• [EXERCISE INPUT]:

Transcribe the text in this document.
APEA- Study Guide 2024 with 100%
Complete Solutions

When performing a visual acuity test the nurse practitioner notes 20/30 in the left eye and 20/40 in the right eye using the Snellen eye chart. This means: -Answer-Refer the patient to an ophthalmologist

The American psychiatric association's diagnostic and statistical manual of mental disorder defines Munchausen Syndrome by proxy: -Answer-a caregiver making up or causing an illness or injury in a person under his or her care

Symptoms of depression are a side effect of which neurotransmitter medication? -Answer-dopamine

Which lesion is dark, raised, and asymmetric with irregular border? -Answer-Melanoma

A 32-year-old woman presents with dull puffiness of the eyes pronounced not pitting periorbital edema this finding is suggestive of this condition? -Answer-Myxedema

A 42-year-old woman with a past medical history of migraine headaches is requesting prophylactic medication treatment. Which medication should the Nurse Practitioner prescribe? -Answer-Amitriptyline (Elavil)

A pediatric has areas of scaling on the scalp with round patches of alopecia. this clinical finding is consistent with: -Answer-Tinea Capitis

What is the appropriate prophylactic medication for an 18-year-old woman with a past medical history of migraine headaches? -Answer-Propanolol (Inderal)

• [WORK INSTRUCTIONS]: Write out the entire listing exactly.

• [ANSWER FOR THIS EXERCISE]:
Transcribe the text in this document.
APEA- Study Guide 2024 with 100%
Complete Solutions

When performing a visual acuity test the nurse practitioner notes 20/30 in the left eye and 20/40 in the right eye using the Snellen eye chart. This means: -Answer-Refer the patient to an ophthalmologist

The American psychiatric association's diagnostic and statistical manual of mental disorder defines Munchausen Syndrome by proxy: -Answer-a caregiver making up or causing an illness or injury in a person under his or her care

Symptoms of depression are a side effect of which neurotransmitter medication? -Answer-dopamine

Which lesion is dark, raised, and asymmetric with irregular border? -Answer-Melanoma

A 32-year-old woman presents with dull puffiness of the eyes pronounced not pitting periorbital edema this finding is suggestive of this condition? -Answer-Myxedema

A 42-year-old woman with a past medical history of migraine headaches is requesting prophylactic medication treatment. Which medication should the Nurse Practitioner prescribe? -Answer-Amitriptyline (Elavil)

A pediatric has areas of scaling on the scalp with round patches of alopecia. this clinical finding is consistent with: -Answer-Tinea Capitis

What is the appropriate prophylactic medication for an 18-year-old woman with a past medical history of migraine headaches? -Answer-Propanolol (Inderal)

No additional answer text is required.